### Reading passage:
+++

The preceding example registers a table that has a partition column such as <partition_column> in the Glue Data Catalog. It also writes the data to Amazon S3. The data is written into the s3 path, which is concatenated s3://your-bucket/path/ with the pair of our specified partition column and its value, such as s3://your-bucket/path/<partition_column>=<value>/.

Using the first two ways, you can write the data and add partition values to your Glue Data Catalog simultaneously. The other operations simply help in adding the partition values to the Glue Data Catalog. Therefore, you can operate these two operations after writing your data with the partitioning.

Partition Pruning AWS Glue

If you use the Glue DynamicFrame to read data from partitioned tables in the Glue Data Catalog, you can use data filtering queries that enable your Glue Spark job to avoid processing unnecessary partitions for your analysis. The DynamicFrame supports the following two types of data filtering queries:

  • Predicate pushdown: This enables your Glue Spark job to filter partitions. This happens on the client (Spark job) side. This works as the following steps:
    1. The Glue job firstly retrieves all partitions that are registered in the Glue Data Catalog, and it keeps them as a partitions list.
    2. The job filters the partitions in the list based on the specified predicate pushdown query
    3. The job reads the data located in the filtered partitions in Step 2.
  • Catalog-side predicate pushdown: This is also a query to prune partitions as well as the predicate pushdown, however the pruning partitions happens on the sever (the Glue Data Catalog) side. This works as the following steps:
    1. The Glue job requests the specified partitions registered in a table to the Glue Data Catalog.
    2. The partitions list as a result of filtering on the server (Glue Data Catalog) side is returned returns the list to the job based on the request in Step 1
    3. The job reads the data located in the specified partitions.

These predicate pushdowns contribute to making data retrieval faster compared to retrieving all data in your storage by the processing job.

You can operate predicate pushdown as mentioned by specifying the push_down_predicate option in DynamicFrame. You can also use this with SparkSQL by specifying partitions in the WHERE clause. In the following example, the DynamicFrame only reads the data in the partition whose category is grocery by setting category=='grocery' to push_down_predicate option.

+++

### Excerpted data:
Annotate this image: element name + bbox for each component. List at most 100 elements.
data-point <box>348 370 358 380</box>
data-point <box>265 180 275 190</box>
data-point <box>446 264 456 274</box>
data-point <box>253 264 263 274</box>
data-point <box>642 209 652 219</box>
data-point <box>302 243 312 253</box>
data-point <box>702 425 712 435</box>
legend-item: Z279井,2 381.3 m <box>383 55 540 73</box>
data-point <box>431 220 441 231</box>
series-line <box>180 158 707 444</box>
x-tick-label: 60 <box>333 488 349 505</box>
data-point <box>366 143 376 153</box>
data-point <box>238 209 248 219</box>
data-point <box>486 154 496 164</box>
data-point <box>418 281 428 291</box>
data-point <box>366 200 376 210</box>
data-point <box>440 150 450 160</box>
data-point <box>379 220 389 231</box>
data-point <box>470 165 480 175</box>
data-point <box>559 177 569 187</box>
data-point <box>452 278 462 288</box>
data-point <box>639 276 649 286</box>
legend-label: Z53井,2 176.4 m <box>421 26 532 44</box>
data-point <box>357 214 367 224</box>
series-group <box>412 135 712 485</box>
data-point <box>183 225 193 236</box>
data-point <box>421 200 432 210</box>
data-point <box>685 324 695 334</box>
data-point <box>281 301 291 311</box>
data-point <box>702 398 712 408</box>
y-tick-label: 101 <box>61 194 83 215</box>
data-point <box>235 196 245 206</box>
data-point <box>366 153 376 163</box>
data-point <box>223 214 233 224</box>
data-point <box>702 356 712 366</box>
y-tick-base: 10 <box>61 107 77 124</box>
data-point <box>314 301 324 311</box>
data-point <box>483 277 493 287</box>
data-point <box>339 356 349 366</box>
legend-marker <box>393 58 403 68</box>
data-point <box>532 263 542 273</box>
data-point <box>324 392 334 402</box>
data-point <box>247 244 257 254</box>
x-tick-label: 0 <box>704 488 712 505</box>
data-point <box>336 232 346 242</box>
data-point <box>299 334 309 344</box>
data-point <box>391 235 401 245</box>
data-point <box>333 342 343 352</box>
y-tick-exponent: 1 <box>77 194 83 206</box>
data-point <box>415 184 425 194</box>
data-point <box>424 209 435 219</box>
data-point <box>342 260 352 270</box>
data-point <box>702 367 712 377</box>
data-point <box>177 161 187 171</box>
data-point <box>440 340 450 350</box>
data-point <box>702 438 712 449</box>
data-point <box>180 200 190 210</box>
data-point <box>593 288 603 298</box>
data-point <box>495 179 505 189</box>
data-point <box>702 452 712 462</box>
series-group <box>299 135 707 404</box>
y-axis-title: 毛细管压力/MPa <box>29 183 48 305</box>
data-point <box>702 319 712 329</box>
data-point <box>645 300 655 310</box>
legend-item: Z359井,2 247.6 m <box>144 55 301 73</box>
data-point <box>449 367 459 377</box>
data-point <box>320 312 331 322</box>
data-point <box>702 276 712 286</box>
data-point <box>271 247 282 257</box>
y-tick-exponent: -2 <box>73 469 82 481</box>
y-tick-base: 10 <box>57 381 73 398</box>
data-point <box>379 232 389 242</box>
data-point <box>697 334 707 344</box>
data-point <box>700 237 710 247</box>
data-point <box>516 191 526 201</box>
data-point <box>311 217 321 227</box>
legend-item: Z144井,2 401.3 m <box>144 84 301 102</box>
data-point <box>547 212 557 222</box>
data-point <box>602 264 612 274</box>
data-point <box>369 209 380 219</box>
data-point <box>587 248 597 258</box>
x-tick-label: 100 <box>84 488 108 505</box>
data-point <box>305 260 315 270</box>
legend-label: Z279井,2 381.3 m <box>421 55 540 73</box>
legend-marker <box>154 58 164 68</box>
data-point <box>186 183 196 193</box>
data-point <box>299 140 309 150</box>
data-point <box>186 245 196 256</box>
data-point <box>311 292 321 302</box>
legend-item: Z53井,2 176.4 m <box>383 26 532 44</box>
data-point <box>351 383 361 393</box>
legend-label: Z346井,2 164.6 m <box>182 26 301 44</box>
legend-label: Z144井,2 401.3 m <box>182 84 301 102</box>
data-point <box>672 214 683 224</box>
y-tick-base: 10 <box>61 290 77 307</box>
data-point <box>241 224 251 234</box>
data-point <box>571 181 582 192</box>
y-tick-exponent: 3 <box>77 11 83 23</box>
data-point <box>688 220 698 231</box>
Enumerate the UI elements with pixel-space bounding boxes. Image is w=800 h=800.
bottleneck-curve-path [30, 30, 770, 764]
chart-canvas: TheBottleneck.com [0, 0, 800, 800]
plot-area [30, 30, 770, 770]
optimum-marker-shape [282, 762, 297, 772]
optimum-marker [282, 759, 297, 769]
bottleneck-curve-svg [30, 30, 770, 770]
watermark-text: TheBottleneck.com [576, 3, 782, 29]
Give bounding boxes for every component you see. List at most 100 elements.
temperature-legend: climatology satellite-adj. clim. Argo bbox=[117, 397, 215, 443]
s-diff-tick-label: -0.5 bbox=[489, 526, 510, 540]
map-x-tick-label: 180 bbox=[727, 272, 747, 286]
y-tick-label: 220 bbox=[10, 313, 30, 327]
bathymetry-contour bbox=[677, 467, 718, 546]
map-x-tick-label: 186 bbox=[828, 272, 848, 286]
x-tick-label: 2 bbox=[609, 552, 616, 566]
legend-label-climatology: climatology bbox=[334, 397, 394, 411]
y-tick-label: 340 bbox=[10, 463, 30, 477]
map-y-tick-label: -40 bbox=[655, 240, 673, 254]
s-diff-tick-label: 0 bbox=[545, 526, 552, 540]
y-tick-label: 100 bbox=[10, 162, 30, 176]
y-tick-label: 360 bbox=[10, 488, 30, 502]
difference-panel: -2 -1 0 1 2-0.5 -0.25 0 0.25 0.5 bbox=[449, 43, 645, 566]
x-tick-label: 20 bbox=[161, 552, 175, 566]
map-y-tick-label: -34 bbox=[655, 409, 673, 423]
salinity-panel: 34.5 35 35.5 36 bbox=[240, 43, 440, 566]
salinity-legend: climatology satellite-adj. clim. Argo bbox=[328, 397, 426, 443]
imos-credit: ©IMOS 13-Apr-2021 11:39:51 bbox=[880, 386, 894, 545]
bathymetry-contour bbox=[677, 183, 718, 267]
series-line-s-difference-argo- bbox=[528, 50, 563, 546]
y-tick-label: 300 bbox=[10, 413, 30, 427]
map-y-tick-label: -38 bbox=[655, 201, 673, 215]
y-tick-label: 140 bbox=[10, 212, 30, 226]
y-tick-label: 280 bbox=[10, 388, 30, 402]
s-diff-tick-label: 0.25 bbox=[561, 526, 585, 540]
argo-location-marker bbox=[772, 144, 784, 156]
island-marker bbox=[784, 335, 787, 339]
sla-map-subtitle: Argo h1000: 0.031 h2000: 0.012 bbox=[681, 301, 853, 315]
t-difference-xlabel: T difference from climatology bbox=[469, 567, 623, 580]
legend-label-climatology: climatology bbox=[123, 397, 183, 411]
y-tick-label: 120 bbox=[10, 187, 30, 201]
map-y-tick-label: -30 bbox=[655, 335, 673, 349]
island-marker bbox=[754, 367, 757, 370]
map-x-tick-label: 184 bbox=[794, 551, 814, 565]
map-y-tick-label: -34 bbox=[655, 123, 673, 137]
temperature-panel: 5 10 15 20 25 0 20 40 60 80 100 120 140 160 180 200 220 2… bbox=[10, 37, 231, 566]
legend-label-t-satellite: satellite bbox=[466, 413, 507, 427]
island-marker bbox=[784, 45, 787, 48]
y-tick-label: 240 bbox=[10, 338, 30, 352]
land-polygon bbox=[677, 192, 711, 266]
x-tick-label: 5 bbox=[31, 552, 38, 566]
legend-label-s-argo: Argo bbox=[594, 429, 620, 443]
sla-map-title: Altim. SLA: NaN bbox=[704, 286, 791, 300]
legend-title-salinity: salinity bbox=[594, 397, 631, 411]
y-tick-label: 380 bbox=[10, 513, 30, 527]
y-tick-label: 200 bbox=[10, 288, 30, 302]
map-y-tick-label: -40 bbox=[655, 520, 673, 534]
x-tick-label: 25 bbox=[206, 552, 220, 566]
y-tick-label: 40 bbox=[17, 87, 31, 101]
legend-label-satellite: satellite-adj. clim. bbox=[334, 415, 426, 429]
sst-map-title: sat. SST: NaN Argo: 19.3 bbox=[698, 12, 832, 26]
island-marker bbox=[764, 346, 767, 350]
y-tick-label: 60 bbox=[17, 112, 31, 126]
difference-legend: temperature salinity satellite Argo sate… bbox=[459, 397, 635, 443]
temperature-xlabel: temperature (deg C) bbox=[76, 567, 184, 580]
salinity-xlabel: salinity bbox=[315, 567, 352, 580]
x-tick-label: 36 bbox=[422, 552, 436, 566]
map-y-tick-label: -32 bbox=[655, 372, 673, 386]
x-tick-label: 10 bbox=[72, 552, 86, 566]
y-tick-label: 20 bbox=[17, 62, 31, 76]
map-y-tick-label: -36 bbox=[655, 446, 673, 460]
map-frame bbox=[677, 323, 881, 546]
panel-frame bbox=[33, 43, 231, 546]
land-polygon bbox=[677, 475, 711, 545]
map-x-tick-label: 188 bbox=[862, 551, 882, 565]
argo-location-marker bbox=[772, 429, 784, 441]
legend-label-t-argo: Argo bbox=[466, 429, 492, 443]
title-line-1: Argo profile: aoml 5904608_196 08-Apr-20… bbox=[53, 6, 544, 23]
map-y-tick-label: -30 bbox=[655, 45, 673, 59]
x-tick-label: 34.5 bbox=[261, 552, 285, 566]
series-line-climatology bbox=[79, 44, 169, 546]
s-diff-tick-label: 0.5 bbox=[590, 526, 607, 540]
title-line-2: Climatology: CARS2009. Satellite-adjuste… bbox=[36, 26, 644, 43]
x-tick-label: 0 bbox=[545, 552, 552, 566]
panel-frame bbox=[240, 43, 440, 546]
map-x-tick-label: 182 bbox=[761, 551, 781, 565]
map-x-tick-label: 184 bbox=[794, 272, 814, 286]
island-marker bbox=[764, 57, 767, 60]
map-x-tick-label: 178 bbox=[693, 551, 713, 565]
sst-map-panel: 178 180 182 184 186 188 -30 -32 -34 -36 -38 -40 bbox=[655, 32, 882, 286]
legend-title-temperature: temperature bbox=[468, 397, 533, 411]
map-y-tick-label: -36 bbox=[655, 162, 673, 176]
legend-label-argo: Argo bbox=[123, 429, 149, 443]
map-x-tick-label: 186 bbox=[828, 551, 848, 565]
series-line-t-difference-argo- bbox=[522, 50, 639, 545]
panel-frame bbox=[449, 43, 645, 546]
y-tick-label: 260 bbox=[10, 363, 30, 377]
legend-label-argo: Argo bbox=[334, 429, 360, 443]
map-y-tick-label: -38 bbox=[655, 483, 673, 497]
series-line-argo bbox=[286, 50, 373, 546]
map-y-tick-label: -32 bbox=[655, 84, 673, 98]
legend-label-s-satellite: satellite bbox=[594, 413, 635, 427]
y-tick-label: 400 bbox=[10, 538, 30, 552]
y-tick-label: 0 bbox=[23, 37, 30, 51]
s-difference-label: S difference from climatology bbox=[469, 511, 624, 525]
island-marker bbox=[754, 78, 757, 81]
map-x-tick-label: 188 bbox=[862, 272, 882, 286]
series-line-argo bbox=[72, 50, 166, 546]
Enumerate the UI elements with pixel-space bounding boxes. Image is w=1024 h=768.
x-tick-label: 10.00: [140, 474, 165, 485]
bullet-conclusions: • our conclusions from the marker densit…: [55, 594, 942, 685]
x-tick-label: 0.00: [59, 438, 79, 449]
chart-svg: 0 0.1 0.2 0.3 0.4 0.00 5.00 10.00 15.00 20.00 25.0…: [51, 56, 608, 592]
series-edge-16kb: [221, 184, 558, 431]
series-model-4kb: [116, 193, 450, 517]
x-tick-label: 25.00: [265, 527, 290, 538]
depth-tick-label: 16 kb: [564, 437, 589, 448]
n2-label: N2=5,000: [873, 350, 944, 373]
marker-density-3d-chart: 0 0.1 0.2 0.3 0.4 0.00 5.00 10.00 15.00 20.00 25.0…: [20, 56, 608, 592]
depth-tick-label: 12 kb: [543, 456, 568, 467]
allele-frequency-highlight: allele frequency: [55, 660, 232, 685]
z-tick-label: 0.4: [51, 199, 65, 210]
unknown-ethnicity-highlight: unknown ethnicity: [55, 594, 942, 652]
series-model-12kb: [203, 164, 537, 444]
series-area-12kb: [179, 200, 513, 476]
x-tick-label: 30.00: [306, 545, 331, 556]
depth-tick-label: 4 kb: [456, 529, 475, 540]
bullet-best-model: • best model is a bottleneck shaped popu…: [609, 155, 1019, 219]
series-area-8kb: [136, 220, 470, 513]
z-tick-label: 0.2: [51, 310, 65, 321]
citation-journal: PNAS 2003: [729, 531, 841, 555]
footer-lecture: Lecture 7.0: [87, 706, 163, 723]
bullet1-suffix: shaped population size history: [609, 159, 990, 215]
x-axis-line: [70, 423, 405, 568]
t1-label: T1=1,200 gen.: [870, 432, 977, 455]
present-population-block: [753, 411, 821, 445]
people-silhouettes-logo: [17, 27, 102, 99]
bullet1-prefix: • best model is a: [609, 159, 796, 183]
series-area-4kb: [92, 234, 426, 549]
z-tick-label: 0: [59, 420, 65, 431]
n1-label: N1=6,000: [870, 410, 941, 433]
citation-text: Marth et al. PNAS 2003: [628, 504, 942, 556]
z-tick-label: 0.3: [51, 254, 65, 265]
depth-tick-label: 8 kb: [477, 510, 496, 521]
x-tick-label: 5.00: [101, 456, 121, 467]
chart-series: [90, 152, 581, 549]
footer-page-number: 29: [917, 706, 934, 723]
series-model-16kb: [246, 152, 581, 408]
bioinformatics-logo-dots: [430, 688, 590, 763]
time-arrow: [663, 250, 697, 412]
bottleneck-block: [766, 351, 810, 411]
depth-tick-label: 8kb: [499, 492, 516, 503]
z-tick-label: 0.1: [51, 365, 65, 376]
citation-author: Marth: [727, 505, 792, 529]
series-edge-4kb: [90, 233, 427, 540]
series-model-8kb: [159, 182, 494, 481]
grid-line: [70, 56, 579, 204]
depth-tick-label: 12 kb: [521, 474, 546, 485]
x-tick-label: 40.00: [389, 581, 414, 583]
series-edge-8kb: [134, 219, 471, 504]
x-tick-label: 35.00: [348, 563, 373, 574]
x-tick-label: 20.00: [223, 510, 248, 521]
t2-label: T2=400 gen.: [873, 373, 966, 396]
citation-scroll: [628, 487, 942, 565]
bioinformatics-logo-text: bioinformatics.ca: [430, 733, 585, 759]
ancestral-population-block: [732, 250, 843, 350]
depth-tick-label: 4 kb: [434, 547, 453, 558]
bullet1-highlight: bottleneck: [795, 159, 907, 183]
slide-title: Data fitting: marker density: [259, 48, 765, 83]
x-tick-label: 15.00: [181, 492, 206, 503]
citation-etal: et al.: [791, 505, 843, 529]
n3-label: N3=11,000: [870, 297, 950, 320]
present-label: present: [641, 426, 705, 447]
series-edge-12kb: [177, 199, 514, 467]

+++

### Required actions:
1. Using the AWS Glue passage, decide whether each statement agrees with it: (a) with predicate pushdown, filtering of partitions happens on the client (Spark job) side; (b) catalog-side predicate pushdown starts with the job retrieving every partition registered in the Glue Data Catalog; (c) predicate pushdown can also be used with SparkSQL. Answer yes or no for each, and quote the words that settle it.
2. According to the AWS Glue passage, what option is specified in DynamicFrame to operate predicate pushdown?
3. Carry the AWS Glue passage on from its final sentence.
The lines have no connection to the AWS Glue passage.

### Outputs for the tasks:
1.
(a) Yes: "This happens on the client (Spark job) side."
(b) No: "The Glue job requests the specified partitions registered in a table to the Glue Data Catalog."
(c) Yes: "You can also use this with SparkSQL by specifying partitions in the WHERE clause."

2. The push_down_predicate option.

3.
# PySpark example of a pushdown predicate
glue_context.create_dynamic_frame.from_catalog(
    database="db_name",
    table_name="product_sales",
    push_down_predicate="category==grocery")

Also, you can operate catalog-side predicate pushdown by specifying catalogPartitionPredicate in a DynamicFrame. Please note that partition indexes in AWS Glue, which we’ll see next needs to be enabled to use the catalog partition predicate. In the following example , the Glue DynamicFrame reads the data at the partition which is category == book.

# PySpark example of a catalog partition predicate
glue_context.create_dynamic_frame.from_catalog(
    database="db_name", 
    table_name="product_sales",
    additional_options={"catalogPartitionPredicate":"category=='grocery'"})     

As discussed earlier, the catalog-side predicate pushdown partition prunes partitions on the Glue Data Catalog side instead of on processing job side. Catalog-side predicate pushdown can be much faster than using predicate pushdown on the job side if there are a lot of partitions such as over millions of partitions in your Amazon S3 bucket.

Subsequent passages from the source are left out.